▶ _The task_: Output all lines exactly.

▶ _Provided information_:
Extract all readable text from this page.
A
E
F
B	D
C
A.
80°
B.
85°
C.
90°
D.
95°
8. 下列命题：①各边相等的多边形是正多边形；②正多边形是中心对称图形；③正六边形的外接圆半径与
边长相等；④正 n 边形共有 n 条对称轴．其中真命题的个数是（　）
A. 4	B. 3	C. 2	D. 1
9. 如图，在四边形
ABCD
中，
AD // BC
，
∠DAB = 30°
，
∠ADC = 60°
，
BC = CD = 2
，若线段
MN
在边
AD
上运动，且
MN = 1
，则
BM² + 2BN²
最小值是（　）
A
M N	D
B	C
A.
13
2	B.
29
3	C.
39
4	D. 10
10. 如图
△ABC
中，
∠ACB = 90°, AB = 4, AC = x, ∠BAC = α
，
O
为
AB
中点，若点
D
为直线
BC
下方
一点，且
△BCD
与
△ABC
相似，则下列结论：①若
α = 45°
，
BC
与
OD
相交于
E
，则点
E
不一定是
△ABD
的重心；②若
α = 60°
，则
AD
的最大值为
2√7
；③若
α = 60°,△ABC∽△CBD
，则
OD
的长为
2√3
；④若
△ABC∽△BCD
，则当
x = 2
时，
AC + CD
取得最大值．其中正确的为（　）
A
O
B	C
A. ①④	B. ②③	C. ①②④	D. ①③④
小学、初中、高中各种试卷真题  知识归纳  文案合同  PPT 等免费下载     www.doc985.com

▶ _Correct response_:
Extract all readable text from this page.
A
E
F
B	D
C
A.
80°
B.
85°
C.
90°
D.
95°
8. 下列命题：①各边相等的多边形是正多边形；②正多边形是中心对称图形；③正六边形的外接圆半径与
边长相等；④正 n 边形共有 n 条对称轴．其中真命题的个数是（　）
A. 4	B. 3	C. 2	D. 1
9. 如图，在四边形
ABCD
中，
AD // BC
，
∠DAB = 30°
，
∠ADC = 60°
，
BC = CD = 2
，若线段
MN
在边
AD
上运动，且
MN = 1
，则
BM² + 2BN²
最小值是（　）
A
M N	D
B	C
A.
13
2	B.
29
3	C.
39
4	D. 10
10. 如图
△ABC
中，
∠ACB = 90°, AB = 4, AC = x, ∠BAC = α
，
O
为
AB
中点，若点
D
为直线
BC
下方
一点，且
△BCD
与
△ABC
相似，则下列结论：①若
α = 45°
，
BC
与
OD
相交于
E
，则点
E
不一定是
△ABD
的重心；②若
α = 60°
，则
AD
的最大值为
2√7
；③若
α = 60°,△ABC∽△CBD
，则
OD
的长为
2√3
；④若
△ABC∽△BCD
，则当
x = 2
时，
AC + CD
取得最大值．其中正确的为（　）
A
O
B	C
A. ①④	B. ②③	C. ①②④	D. ①③④
小学、初中、高中各种试卷真题  知识归纳  文案合同  PPT 等免费下载     www.doc985.com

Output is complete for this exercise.